Return the data exactly, with all pictures removed.

** START OF RECORDED DATA **

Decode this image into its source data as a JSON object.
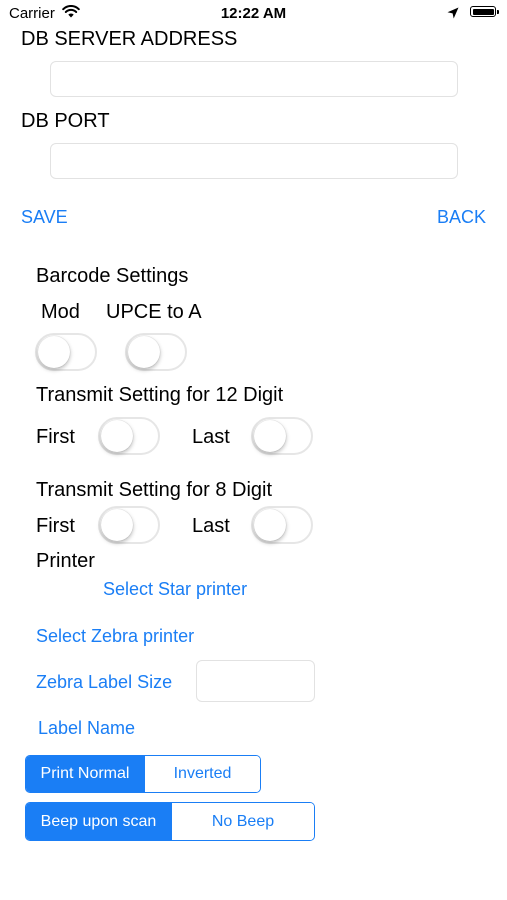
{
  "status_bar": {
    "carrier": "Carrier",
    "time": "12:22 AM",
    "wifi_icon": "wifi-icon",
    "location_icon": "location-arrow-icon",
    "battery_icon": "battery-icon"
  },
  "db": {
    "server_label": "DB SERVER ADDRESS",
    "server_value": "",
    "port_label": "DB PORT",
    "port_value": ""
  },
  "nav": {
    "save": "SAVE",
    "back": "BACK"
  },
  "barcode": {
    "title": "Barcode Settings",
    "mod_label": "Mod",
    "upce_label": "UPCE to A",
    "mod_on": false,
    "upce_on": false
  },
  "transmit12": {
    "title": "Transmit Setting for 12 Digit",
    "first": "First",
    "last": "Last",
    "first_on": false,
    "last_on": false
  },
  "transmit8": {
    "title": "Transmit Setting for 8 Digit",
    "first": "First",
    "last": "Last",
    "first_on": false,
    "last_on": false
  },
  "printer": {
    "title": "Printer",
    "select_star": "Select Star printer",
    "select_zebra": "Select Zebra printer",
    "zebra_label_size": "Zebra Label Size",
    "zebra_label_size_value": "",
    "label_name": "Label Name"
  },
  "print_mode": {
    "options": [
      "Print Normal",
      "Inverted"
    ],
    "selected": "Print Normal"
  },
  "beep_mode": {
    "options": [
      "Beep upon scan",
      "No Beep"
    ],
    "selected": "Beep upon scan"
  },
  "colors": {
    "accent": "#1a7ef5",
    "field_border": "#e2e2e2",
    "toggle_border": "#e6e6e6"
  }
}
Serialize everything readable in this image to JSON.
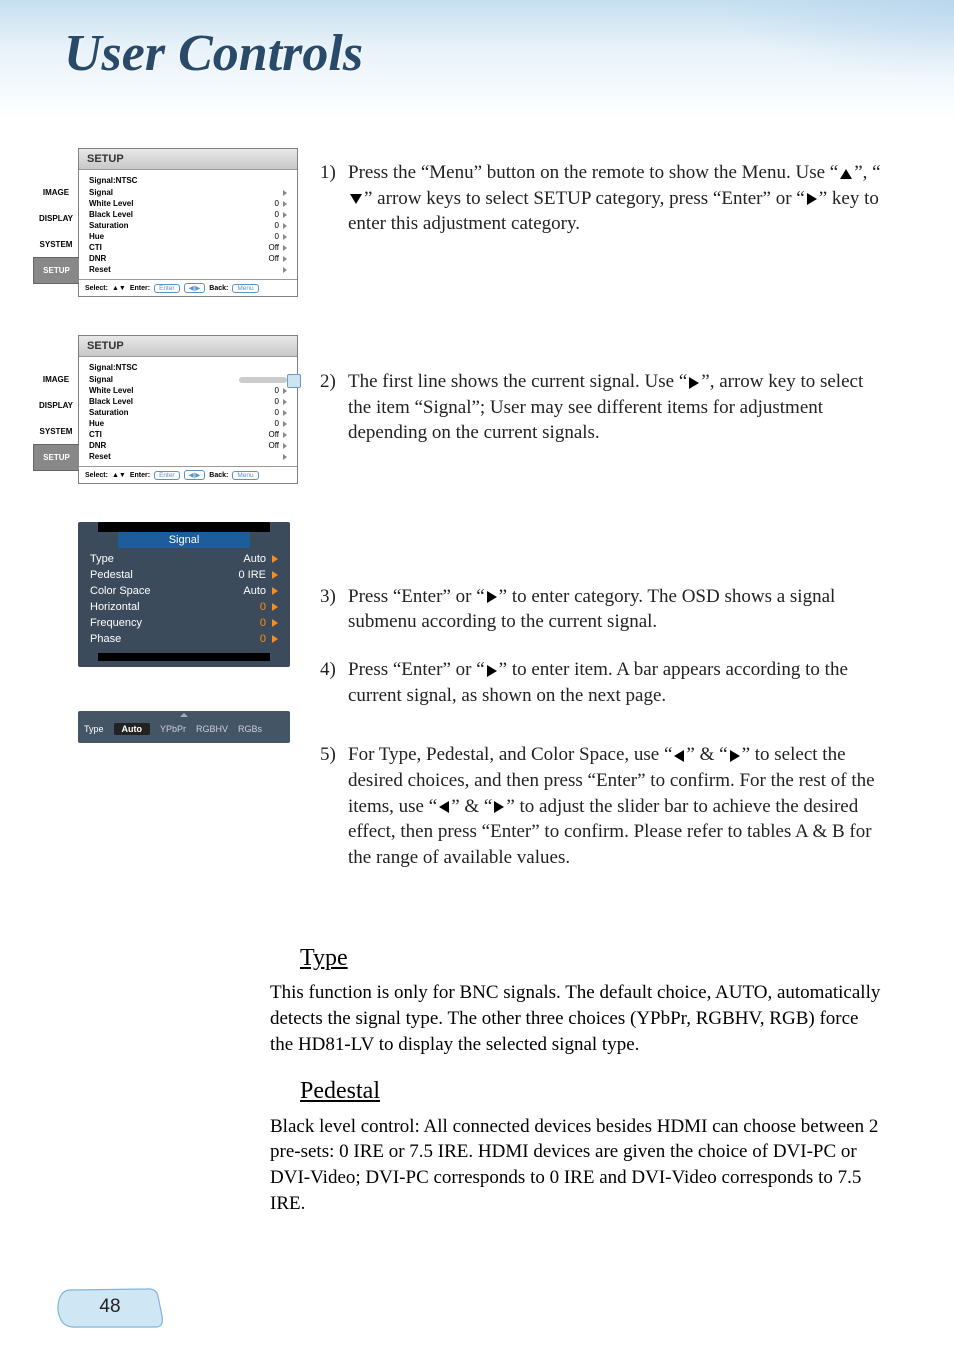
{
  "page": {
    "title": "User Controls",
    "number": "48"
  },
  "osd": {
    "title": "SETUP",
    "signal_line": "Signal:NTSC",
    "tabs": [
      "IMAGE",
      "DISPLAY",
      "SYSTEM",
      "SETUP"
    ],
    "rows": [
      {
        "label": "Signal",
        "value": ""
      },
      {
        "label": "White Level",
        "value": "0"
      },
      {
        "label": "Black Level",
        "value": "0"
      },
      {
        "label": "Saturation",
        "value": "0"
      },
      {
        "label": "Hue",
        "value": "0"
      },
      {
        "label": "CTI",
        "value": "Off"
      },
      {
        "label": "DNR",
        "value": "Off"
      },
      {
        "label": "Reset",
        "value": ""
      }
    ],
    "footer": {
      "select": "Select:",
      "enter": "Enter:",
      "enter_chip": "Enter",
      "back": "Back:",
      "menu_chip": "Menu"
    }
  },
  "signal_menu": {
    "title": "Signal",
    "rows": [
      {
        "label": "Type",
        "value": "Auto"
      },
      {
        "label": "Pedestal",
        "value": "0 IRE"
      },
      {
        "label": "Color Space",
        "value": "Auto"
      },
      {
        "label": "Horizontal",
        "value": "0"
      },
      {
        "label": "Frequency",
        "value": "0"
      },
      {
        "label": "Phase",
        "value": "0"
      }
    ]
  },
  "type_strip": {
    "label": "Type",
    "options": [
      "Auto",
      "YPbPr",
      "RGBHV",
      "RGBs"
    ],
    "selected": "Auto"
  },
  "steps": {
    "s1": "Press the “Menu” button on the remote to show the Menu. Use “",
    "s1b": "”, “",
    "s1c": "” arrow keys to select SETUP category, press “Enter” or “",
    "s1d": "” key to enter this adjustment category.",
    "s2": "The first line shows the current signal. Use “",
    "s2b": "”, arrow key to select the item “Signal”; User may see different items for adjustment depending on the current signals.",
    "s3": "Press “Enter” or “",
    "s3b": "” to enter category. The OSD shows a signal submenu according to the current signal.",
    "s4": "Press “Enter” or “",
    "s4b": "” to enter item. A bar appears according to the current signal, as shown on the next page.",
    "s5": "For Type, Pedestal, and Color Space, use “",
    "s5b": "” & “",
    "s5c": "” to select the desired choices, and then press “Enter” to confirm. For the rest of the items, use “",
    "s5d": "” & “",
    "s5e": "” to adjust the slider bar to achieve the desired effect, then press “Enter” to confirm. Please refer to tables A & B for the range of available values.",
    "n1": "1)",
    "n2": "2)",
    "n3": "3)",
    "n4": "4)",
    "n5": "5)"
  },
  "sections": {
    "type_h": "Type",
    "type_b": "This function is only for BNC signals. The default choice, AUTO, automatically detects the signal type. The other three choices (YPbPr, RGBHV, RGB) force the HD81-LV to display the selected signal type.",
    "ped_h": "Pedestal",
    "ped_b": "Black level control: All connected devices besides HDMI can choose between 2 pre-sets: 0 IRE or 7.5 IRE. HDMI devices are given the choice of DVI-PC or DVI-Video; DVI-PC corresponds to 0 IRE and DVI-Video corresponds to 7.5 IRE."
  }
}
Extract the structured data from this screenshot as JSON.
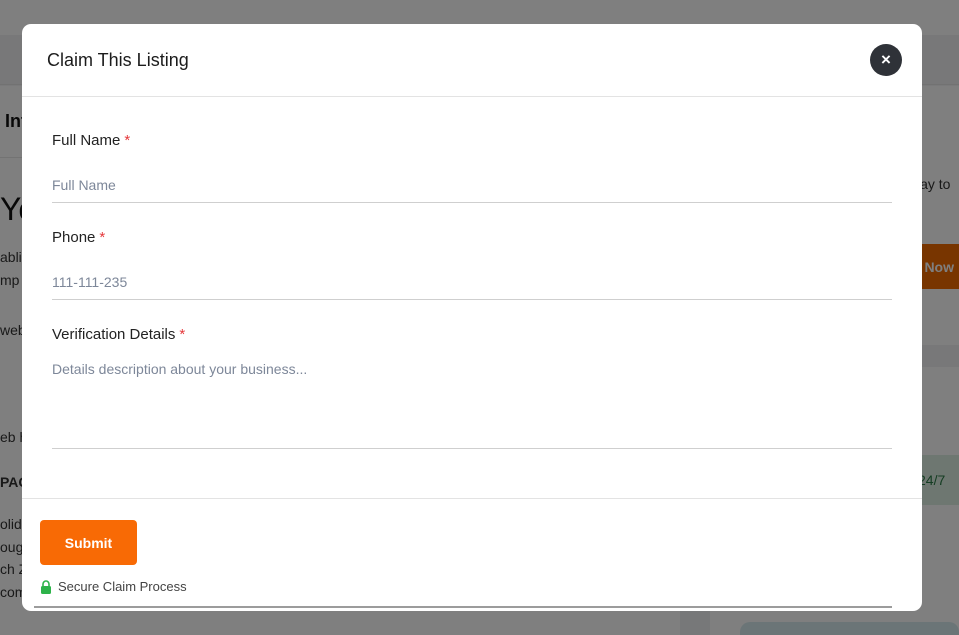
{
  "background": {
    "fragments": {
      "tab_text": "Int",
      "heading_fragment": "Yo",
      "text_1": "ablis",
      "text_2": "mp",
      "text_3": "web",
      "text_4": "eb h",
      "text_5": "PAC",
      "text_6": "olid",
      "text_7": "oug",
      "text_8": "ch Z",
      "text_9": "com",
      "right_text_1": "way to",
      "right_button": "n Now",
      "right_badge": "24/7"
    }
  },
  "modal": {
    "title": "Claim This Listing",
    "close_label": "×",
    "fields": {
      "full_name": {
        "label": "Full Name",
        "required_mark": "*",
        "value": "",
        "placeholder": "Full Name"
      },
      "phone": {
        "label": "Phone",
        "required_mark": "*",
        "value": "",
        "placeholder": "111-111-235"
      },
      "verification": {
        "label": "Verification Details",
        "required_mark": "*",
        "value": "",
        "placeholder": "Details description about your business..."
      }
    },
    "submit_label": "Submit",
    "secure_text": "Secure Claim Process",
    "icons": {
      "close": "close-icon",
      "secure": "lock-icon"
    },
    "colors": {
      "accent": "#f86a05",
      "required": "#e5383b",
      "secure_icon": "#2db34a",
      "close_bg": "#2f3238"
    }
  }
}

** END OF RECORDED DATA **

(RESPONSE)
Decode this image into its source data as a JSON object.
{
  "status_bar": {
    "carrier": "Carrier",
    "time": "12:22 AM",
    "wifi_icon": "wifi-icon",
    "location_icon": "location-arrow-icon",
    "battery_icon": "battery-icon"
  },
  "db": {
    "server_label": "DB SERVER ADDRESS",
    "server_value": "",
    "port_label": "DB PORT",
    "port_value": ""
  },
  "nav": {
    "save": "SAVE",
    "back": "BACK"
  },
  "barcode": {
    "title": "Barcode Settings",
    "mod_label": "Mod",
    "upce_label": "UPCE to A",
    "mod_on": false,
    "upce_on": false
  },
  "transmit12": {
    "title": "Transmit Setting for 12 Digit",
    "first": "First",
    "last": "Last",
    "first_on": false,
    "last_on": false
  },
  "transmit8": {
    "title": "Transmit Setting for 8 Digit",
    "first": "First",
    "last": "Last",
    "first_on": false,
    "last_on": false
  },
  "printer": {
    "title": "Printer",
    "select_star": "Select Star printer",
    "select_zebra": "Select Zebra printer",
    "zebra_label_size": "Zebra Label Size",
    "zebra_label_size_value": "",
    "label_name": "Label Name"
  },
  "print_mode": {
    "options": [
      "Print Normal",
      "Inverted"
    ],
    "selected": "Print Normal"
  },
  "beep_mode": {
    "options": [
      "Beep upon scan",
      "No Beep"
    ],
    "selected": "Beep upon scan"
  },
  "colors": {
    "accent": "#1a7ef5",
    "field_border": "#e2e2e2",
    "toggle_border": "#e6e6e6"
  }
}
Serialize everything readable in this image to JSON.
{
  "page": {
    "title": "User Controls",
    "number": "48"
  },
  "osd": {
    "title": "SETUP",
    "signal_line": "Signal:NTSC",
    "tabs": [
      "IMAGE",
      "DISPLAY",
      "SYSTEM",
      "SETUP"
    ],
    "rows": [
      {
        "label": "Signal",
        "value": ""
      },
      {
        "label": "White Level",
        "value": "0"
      },
      {
        "label": "Black Level",
        "value": "0"
      },
      {
        "label": "Saturation",
        "value": "0"
      },
      {
        "label": "Hue",
        "value": "0"
      },
      {
        "label": "CTI",
        "value": "Off"
      },
      {
        "label": "DNR",
        "value": "Off"
      },
      {
        "label": "Reset",
        "value": ""
      }
    ],
    "footer": {
      "select": "Select:",
      "enter": "Enter:",
      "enter_chip": "Enter",
      "back": "Back:",
      "menu_chip": "Menu"
    }
  },
  "signal_menu": {
    "title": "Signal",
    "rows": [
      {
        "label": "Type",
        "value": "Auto"
      },
      {
        "label": "Pedestal",
        "value": "0 IRE"
      },
      {
        "label": "Color Space",
        "value": "Auto"
      },
      {
        "label": "Horizontal",
        "value": "0"
      },
      {
        "label": "Frequency",
        "value": "0"
      },
      {
        "label": "Phase",
        "value": "0"
      }
    ]
  },
  "type_strip": {
    "label": "Type",
    "options": [
      "Auto",
      "YPbPr",
      "RGBHV",
      "RGBs"
    ],
    "selected": "Auto"
  },
  "steps": {
    "s1": "Press the “Menu” button on the remote to show the Menu. Use “",
    "s1b": "”, “",
    "s1c": "” arrow keys to select SETUP category, press “Enter” or “",
    "s1d": "” key to enter this adjustment category.",
    "s2": "The first line shows the current signal. Use “",
    "s2b": "”, arrow key to select the item “Signal”; User may see different items for adjustment depending on the current signals.",
    "s3": "Press “Enter” or “",
    "s3b": "” to enter category. The OSD shows a signal submenu according to the current signal.",
    "s4": "Press “Enter” or “",
    "s4b": "” to enter item. A bar appears according to the current signal, as shown on the next page.",
    "s5": "For Type, Pedestal, and Color Space, use “",
    "s5b": "” & “",
    "s5c": "” to select the desired choices, and then press “Enter” to confirm. For the rest of the items, use “",
    "s5d": "” & “",
    "s5e": "” to adjust the slider bar to achieve the desired effect, then press “Enter” to confirm. Please refer to tables A & B for the range of available values.",
    "n1": "1)",
    "n2": "2)",
    "n3": "3)",
    "n4": "4)",
    "n5": "5)"
  },
  "sections": {
    "type_h": "Type",
    "type_b": "This function is only for BNC signals. The default choice, AUTO, automatically detects the signal type. The other three choices (YPbPr, RGBHV, RGB) force the HD81-LV to display the selected signal type.",
    "ped_h": "Pedestal",
    "ped_b": "Black level control: All connected devices besides HDMI can choose between 2 pre-sets: 0 IRE or 7.5 IRE. HDMI devices are given the choice of DVI-PC or DVI-Video; DVI-PC corresponds to 0 IRE and DVI-Video corresponds to 7.5 IRE."
  }
}
Extract the structured data from this screenshot as JSON.
{
  "background": {
    "fragments": {
      "tab_text": "Int",
      "heading_fragment": "Yo",
      "text_1": "ablis",
      "text_2": "mp",
      "text_3": "web",
      "text_4": "eb h",
      "text_5": "PAC",
      "text_6": "olid",
      "text_7": "oug",
      "text_8": "ch Z",
      "text_9": "com",
      "right_text_1": "way to",
      "right_button": "n Now",
      "right_badge": "24/7"
    }
  },
  "modal": {
    "title": "Claim This Listing",
    "close_label": "×",
    "fields": {
      "full_name": {
        "label": "Full Name",
        "required_mark": "*",
        "value": "",
        "placeholder": "Full Name"
      },
      "phone": {
        "label": "Phone",
        "required_mark": "*",
        "value": "",
        "placeholder": "111-111-235"
      },
      "verification": {
        "label": "Verification Details",
        "required_mark": "*",
        "value": "",
        "placeholder": "Details description about your business..."
      }
    },
    "submit_label": "Submit",
    "secure_text": "Secure Claim Process",
    "icons": {
      "close": "close-icon",
      "secure": "lock-icon"
    },
    "colors": {
      "accent": "#f86a05",
      "required": "#e5383b",
      "secure_icon": "#2db34a",
      "close_bg": "#2f3238"
    }
  }
}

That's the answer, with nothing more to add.